Written exercise » Count lines holding the word "Montieren". Only the number is wanted.

#### Available data

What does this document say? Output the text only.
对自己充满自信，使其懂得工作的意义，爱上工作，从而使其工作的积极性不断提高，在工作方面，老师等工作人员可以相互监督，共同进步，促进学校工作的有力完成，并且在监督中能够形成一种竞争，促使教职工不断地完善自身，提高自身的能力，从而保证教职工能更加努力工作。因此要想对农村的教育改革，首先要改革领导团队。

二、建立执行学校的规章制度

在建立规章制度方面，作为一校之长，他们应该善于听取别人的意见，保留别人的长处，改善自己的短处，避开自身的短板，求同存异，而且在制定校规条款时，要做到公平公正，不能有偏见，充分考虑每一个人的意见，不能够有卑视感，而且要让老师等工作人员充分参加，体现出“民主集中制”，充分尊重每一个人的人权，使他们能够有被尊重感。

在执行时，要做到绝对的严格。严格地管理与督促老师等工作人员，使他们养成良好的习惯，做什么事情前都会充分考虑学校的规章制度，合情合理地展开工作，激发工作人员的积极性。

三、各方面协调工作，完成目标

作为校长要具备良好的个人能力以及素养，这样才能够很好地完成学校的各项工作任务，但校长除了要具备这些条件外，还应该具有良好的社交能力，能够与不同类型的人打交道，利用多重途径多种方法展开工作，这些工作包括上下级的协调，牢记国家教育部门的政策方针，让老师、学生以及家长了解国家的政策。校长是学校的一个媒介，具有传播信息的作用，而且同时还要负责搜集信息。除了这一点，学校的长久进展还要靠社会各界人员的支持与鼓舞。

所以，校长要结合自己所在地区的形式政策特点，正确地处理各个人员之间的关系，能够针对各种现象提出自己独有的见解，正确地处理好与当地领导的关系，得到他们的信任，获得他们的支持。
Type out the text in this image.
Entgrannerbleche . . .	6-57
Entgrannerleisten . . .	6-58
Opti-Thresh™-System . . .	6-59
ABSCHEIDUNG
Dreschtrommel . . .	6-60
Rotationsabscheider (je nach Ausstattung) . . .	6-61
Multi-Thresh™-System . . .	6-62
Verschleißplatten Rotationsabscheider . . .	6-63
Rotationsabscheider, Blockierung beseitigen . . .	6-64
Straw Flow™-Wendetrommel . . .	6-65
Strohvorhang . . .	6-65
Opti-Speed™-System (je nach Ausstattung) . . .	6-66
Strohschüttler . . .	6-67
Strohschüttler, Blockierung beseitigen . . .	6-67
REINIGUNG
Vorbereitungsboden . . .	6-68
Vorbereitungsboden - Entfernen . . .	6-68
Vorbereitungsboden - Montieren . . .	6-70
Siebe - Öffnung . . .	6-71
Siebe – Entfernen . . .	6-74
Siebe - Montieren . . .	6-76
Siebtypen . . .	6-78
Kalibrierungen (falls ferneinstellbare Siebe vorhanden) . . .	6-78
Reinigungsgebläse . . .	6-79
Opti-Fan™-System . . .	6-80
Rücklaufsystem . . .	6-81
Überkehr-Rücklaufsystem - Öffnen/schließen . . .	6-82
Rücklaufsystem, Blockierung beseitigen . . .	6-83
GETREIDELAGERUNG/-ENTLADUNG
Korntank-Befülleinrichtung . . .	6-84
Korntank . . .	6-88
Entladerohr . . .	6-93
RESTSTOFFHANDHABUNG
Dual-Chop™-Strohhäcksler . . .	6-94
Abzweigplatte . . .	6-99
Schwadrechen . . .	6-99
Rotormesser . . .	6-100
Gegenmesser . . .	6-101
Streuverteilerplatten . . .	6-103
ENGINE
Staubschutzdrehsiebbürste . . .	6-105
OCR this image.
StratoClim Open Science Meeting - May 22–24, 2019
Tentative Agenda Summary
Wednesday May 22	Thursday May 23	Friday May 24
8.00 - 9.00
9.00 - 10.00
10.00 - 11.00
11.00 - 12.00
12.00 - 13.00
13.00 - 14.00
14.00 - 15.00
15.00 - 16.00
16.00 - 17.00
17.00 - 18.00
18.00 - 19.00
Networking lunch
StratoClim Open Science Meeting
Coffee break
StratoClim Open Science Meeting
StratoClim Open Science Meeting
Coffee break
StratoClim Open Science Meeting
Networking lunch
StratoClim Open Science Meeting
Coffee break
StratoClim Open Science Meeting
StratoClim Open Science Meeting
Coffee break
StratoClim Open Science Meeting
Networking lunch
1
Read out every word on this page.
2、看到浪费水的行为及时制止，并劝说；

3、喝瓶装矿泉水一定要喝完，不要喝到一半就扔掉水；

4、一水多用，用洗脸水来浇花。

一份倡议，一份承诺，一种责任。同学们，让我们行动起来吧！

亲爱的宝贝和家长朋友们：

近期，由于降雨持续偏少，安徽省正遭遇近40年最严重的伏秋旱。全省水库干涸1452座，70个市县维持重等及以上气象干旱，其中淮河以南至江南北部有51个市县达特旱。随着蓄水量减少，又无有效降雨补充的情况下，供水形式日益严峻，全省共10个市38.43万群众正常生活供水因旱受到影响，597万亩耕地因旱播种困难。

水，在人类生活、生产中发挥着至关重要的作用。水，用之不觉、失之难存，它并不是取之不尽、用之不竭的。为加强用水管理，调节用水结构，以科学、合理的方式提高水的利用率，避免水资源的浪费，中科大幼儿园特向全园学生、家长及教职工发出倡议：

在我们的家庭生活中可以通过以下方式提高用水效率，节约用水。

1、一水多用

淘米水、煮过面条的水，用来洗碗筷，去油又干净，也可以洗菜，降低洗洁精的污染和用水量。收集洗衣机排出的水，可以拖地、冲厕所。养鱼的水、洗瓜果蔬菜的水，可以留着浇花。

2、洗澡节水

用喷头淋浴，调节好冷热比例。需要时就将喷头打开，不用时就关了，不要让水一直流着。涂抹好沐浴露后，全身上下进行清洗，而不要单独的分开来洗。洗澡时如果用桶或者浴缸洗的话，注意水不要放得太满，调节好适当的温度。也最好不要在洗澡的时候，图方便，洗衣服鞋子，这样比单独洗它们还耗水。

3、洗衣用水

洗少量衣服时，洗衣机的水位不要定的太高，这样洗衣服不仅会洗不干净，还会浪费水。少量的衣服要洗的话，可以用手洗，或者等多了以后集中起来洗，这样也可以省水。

########

Response » 2